**Task requirements**
Please filter the entries and return only the lines that include "xlabel".
─── Listed entries
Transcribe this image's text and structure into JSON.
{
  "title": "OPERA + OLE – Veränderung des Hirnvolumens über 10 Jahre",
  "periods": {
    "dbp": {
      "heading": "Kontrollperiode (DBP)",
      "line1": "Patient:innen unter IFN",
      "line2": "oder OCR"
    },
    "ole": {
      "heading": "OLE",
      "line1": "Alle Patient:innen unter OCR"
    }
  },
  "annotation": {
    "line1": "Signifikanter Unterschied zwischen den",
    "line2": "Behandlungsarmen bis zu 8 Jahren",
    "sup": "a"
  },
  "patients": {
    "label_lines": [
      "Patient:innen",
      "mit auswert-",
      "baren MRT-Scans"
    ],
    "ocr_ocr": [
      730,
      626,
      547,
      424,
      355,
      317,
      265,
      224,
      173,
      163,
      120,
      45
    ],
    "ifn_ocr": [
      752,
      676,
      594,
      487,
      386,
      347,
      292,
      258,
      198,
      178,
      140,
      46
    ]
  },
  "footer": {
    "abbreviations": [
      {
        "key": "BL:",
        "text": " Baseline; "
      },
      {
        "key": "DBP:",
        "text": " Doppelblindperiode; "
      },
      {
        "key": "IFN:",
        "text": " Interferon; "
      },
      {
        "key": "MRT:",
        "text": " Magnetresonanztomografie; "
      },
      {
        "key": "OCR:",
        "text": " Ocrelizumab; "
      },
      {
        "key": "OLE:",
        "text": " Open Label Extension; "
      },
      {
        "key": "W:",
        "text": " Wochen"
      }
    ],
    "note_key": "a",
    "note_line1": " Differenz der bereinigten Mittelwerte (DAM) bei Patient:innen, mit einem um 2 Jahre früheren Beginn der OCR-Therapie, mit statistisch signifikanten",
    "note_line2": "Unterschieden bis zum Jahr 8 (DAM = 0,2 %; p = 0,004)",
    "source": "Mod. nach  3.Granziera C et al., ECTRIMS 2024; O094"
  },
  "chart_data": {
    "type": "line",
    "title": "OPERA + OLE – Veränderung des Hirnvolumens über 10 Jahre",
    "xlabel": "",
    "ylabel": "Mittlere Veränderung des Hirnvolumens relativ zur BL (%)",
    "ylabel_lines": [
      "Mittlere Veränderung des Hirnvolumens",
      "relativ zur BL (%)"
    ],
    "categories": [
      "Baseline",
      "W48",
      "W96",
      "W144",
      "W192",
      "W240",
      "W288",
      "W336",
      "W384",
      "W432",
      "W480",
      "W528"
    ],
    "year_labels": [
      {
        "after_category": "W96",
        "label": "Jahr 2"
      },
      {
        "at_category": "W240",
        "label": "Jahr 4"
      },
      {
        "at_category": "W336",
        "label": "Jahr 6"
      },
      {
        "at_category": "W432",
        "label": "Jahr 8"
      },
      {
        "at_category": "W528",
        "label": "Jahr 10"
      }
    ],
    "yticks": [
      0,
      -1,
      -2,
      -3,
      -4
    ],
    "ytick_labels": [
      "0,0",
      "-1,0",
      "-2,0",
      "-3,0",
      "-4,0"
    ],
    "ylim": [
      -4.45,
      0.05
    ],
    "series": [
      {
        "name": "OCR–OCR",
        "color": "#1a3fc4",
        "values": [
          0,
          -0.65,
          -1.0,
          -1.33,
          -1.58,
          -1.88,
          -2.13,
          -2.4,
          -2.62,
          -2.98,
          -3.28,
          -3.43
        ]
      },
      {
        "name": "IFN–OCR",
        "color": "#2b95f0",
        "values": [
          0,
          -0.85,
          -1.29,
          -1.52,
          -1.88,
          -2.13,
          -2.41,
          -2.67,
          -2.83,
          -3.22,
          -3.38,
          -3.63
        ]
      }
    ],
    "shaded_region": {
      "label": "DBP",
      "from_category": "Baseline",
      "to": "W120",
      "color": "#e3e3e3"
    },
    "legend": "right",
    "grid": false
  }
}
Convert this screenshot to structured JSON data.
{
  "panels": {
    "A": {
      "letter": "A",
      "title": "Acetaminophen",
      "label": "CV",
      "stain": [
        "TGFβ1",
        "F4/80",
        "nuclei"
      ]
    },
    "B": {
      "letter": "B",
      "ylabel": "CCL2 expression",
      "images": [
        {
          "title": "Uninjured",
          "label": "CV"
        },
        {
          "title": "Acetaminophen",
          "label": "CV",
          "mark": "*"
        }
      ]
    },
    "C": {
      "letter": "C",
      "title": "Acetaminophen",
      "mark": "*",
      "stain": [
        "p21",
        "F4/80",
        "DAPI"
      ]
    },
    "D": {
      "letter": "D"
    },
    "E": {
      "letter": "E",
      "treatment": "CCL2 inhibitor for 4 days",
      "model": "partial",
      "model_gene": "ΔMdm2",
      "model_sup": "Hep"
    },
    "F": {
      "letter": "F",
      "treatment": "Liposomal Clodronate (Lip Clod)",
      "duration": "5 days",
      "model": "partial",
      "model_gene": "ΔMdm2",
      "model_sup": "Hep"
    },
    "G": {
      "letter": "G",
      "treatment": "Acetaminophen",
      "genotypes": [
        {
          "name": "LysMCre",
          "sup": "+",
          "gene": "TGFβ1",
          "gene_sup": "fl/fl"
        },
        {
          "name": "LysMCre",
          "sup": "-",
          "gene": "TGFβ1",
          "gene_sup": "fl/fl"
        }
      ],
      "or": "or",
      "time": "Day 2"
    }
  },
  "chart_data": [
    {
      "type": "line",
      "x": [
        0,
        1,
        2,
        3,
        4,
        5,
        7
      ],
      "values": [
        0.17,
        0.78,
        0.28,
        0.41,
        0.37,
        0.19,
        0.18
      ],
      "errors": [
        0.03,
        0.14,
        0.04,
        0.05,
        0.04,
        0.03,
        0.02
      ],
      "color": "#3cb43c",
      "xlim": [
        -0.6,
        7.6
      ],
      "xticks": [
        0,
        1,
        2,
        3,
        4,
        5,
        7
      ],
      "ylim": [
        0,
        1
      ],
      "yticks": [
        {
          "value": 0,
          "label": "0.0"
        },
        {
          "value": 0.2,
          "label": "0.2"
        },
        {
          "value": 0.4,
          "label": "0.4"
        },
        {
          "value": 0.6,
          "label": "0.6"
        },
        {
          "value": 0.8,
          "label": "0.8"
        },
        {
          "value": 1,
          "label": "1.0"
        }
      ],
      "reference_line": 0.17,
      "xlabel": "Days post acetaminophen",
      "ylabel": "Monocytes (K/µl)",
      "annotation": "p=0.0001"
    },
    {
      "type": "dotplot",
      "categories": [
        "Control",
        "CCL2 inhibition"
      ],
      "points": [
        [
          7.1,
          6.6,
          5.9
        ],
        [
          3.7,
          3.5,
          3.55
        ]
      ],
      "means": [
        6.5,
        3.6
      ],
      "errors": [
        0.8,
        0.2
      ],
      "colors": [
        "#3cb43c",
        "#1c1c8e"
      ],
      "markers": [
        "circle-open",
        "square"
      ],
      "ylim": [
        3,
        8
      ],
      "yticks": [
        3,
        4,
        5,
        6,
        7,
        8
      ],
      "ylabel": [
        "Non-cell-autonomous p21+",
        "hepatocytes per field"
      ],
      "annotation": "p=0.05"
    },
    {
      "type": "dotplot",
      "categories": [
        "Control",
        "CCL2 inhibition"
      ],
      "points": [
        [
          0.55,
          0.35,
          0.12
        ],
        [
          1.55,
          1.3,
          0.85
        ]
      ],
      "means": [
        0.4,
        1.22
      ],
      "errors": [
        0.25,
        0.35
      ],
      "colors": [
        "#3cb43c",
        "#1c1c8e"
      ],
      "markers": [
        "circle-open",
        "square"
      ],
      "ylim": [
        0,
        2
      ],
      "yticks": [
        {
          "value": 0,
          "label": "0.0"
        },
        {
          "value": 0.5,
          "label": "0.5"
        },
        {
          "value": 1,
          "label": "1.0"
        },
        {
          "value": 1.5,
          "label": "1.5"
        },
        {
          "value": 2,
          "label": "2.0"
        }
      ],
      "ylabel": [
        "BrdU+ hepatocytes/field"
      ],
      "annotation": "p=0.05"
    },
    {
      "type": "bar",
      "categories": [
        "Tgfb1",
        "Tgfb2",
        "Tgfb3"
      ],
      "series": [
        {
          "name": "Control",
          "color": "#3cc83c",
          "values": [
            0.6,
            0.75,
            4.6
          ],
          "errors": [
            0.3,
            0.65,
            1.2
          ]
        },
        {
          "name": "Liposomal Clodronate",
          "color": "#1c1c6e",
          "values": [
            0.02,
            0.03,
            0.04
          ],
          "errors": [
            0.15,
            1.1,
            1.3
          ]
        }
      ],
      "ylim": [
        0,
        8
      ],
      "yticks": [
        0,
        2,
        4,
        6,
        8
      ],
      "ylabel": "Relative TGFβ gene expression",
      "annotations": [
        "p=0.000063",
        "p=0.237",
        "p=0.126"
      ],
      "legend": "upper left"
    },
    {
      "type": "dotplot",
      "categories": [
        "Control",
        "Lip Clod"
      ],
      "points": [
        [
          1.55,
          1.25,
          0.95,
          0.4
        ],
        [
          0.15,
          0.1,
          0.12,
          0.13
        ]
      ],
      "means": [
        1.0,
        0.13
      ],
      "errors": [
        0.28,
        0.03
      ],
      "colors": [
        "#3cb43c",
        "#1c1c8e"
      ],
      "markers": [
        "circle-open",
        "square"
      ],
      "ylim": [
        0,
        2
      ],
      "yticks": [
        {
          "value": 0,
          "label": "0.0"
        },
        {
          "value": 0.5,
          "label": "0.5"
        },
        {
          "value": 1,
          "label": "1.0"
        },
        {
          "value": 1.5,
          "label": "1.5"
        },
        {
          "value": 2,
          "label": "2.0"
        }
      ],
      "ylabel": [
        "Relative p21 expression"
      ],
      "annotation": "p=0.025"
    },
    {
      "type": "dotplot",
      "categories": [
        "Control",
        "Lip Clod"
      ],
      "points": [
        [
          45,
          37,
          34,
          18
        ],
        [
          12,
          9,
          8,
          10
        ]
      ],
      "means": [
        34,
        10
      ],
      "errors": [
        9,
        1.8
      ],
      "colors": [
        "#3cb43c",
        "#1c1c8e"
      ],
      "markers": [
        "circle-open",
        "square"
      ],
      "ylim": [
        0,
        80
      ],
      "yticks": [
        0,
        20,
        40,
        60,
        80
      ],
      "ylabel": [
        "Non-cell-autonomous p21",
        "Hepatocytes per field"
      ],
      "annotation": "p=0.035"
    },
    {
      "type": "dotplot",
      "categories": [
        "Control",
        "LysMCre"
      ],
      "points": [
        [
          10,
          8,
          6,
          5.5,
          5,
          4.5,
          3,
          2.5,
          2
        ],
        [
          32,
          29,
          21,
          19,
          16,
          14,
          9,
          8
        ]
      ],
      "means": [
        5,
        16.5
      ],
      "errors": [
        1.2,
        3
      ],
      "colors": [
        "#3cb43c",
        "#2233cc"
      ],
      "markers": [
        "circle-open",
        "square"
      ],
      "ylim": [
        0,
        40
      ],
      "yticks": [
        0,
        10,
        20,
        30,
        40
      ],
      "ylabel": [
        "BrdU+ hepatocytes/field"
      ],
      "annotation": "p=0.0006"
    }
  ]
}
──────
**Result below**
    "xlabel": "",
      "xlabel": "Days post acetaminophen",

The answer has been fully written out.